▶ _Your goal_
Reproduce the listing below exactly, minus its pictures.

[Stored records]

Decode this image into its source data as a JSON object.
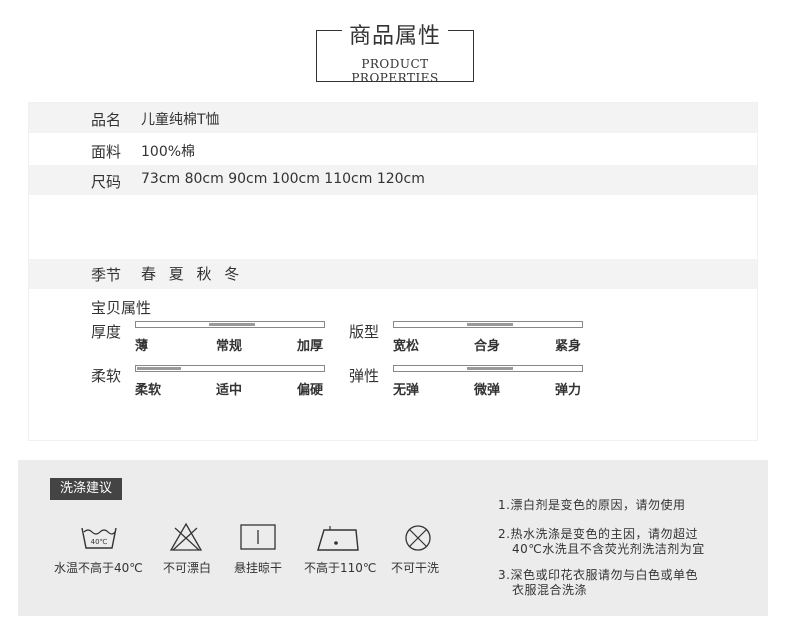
{
  "header": {
    "title_cn": "商品属性",
    "title_en": "PRODUCT PROPERTIES"
  },
  "rows": [
    {
      "key": "品名",
      "value": "儿童纯棉T恤"
    },
    {
      "key": "面料",
      "value": "100%棉"
    },
    {
      "key": "尺码",
      "value": "73cm 80cm 90cm 100cm 110cm 120cm"
    },
    {
      "key": "季节",
      "value": "春 夏 秋 冬"
    }
  ],
  "attributes": {
    "title": "宝贝属性",
    "sliders": [
      {
        "label": "厚度",
        "ticks": [
          "薄",
          "常规",
          "加厚"
        ],
        "level": "常规"
      },
      {
        "label": "版型",
        "ticks": [
          "宽松",
          "合身",
          "紧身"
        ],
        "level": "合身"
      },
      {
        "label": "柔软",
        "ticks": [
          "柔软",
          "适中",
          "偏硬"
        ],
        "level": "柔软"
      },
      {
        "label": "弹性",
        "ticks": [
          "无弹",
          "微弹",
          "弹力"
        ],
        "level": "微弹"
      }
    ]
  },
  "care": {
    "tag": "洗涤建议",
    "icons": [
      {
        "name": "wash-40-icon",
        "caption": "水温不高于40℃",
        "inner_text": "40℃"
      },
      {
        "name": "no-bleach-icon",
        "caption": "不可漂白"
      },
      {
        "name": "hang-dry-icon",
        "caption": "悬挂晾干"
      },
      {
        "name": "iron-110-icon",
        "caption": "不高于110℃"
      },
      {
        "name": "no-dry-clean-icon",
        "caption": "不可干洗"
      }
    ],
    "notes": [
      [
        "1.漂白剂是变色的原因，请勿使用"
      ],
      [
        "2.热水洗涤是变色的主因，请勿超过",
        "40℃水洗且不含荧光剂洗洁剂为宜"
      ],
      [
        "3.深色或印花衣服请勿与白色或单色",
        "衣服混合洗涤"
      ]
    ]
  }
}
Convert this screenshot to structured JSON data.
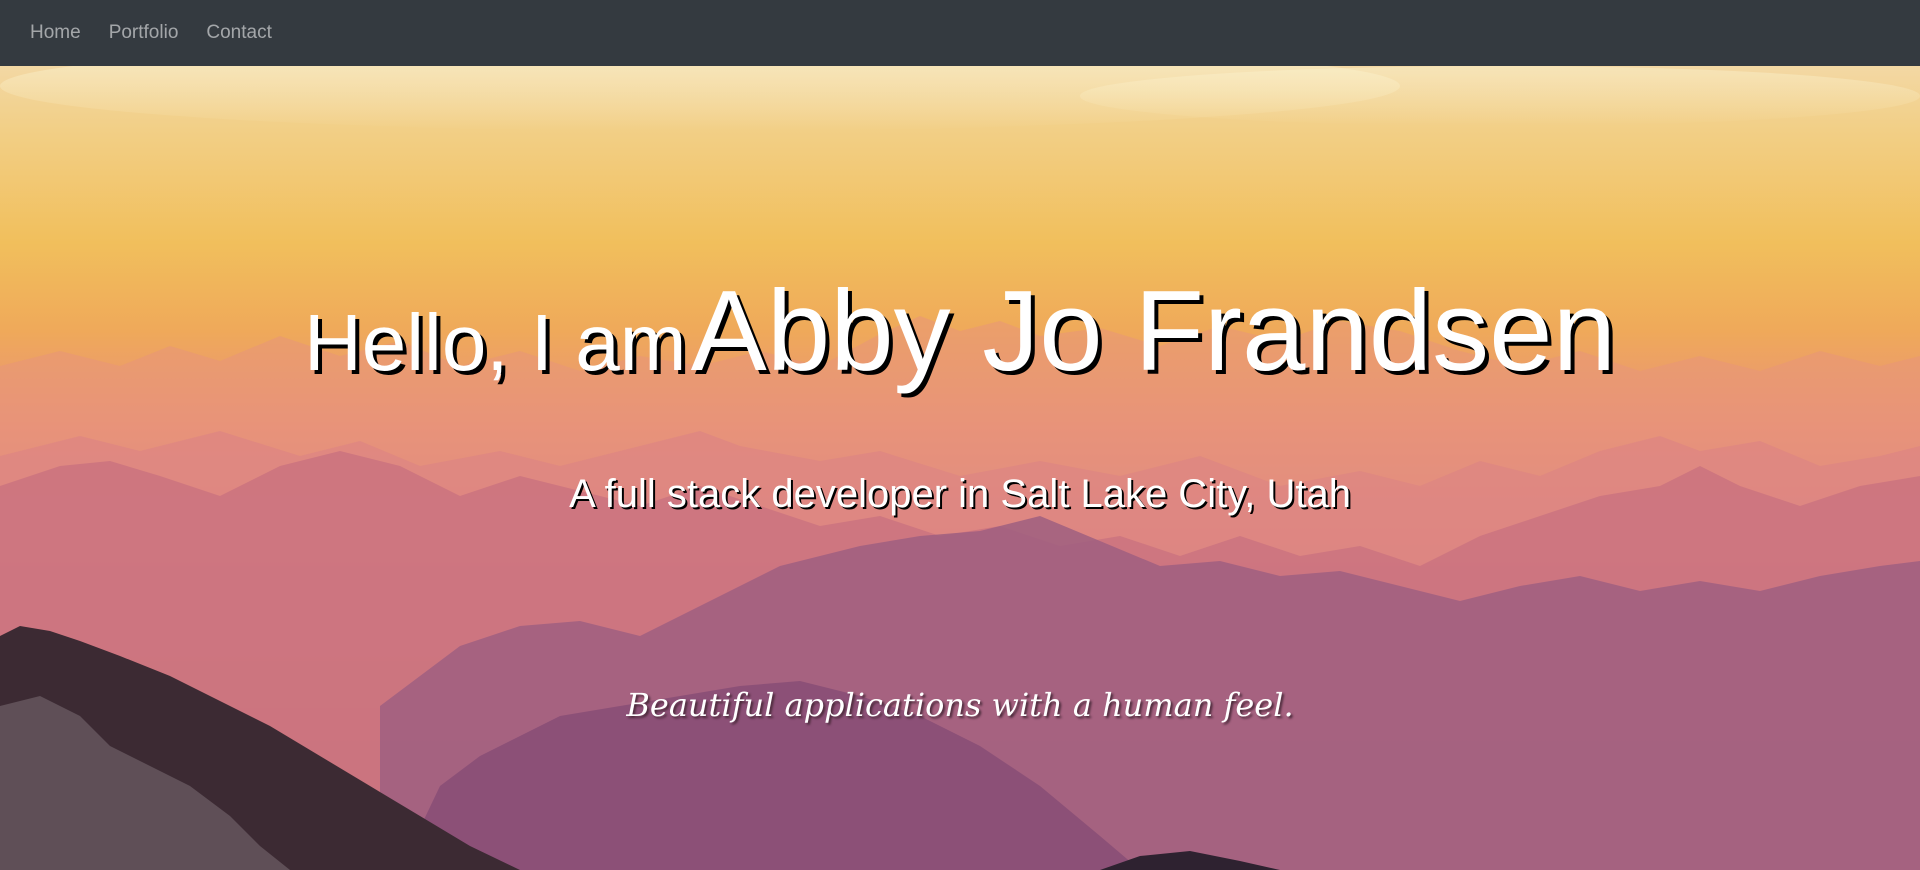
{
  "nav": {
    "items": [
      {
        "label": "Home"
      },
      {
        "label": "Portfolio"
      },
      {
        "label": "Contact"
      }
    ]
  },
  "hero": {
    "greeting_prefix": "Hello, I am",
    "name": "Abby Jo Frandsen",
    "subtitle": "A full stack developer in Salt Lake City, Utah",
    "tagline": "Beautiful applications with a human feel.",
    "background_icon": "mountain-sunset-image"
  },
  "colors": {
    "navbar": "#343a40",
    "nav_link": "#9a9da0",
    "hero_text": "#ffffff"
  }
}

▶ _Answer to the task_
Decode this image into its source data as a JSON object.
{
  "header": {
    "title_cn": "商品属性",
    "title_en": "PRODUCT PROPERTIES"
  },
  "rows": [
    {
      "key": "品名",
      "value": "儿童纯棉T恤"
    },
    {
      "key": "面料",
      "value": "100%棉"
    },
    {
      "key": "尺码",
      "value": "73cm 80cm 90cm 100cm 110cm 120cm"
    },
    {
      "key": "季节",
      "value": "春 夏 秋 冬"
    }
  ],
  "attributes": {
    "title": "宝贝属性",
    "sliders": [
      {
        "label": "厚度",
        "ticks": [
          "薄",
          "常规",
          "加厚"
        ],
        "level": "常规"
      },
      {
        "label": "版型",
        "ticks": [
          "宽松",
          "合身",
          "紧身"
        ],
        "level": "合身"
      },
      {
        "label": "柔软",
        "ticks": [
          "柔软",
          "适中",
          "偏硬"
        ],
        "level": "柔软"
      },
      {
        "label": "弹性",
        "ticks": [
          "无弹",
          "微弹",
          "弹力"
        ],
        "level": "微弹"
      }
    ]
  },
  "care": {
    "tag": "洗涤建议",
    "icons": [
      {
        "name": "wash-40-icon",
        "caption": "水温不高于40℃",
        "inner_text": "40℃"
      },
      {
        "name": "no-bleach-icon",
        "caption": "不可漂白"
      },
      {
        "name": "hang-dry-icon",
        "caption": "悬挂晾干"
      },
      {
        "name": "iron-110-icon",
        "caption": "不高于110℃"
      },
      {
        "name": "no-dry-clean-icon",
        "caption": "不可干洗"
      }
    ],
    "notes": [
      [
        "1.漂白剂是变色的原因，请勿使用"
      ],
      [
        "2.热水洗涤是变色的主因，请勿超过",
        "40℃水洗且不含荧光剂洗洁剂为宜"
      ],
      [
        "3.深色或印花衣服请勿与白色或单色",
        "衣服混合洗涤"
      ]
    ]
  }
}
Convert this screenshot to structured JSON data.
{
  "nav": {
    "items": [
      {
        "label": "Home"
      },
      {
        "label": "Portfolio"
      },
      {
        "label": "Contact"
      }
    ]
  },
  "hero": {
    "greeting_prefix": "Hello, I am",
    "name": "Abby Jo Frandsen",
    "subtitle": "A full stack developer in Salt Lake City, Utah",
    "tagline": "Beautiful applications with a human feel.",
    "background_icon": "mountain-sunset-image"
  },
  "colors": {
    "navbar": "#343a40",
    "nav_link": "#9a9da0",
    "hero_text": "#ffffff"
  }
}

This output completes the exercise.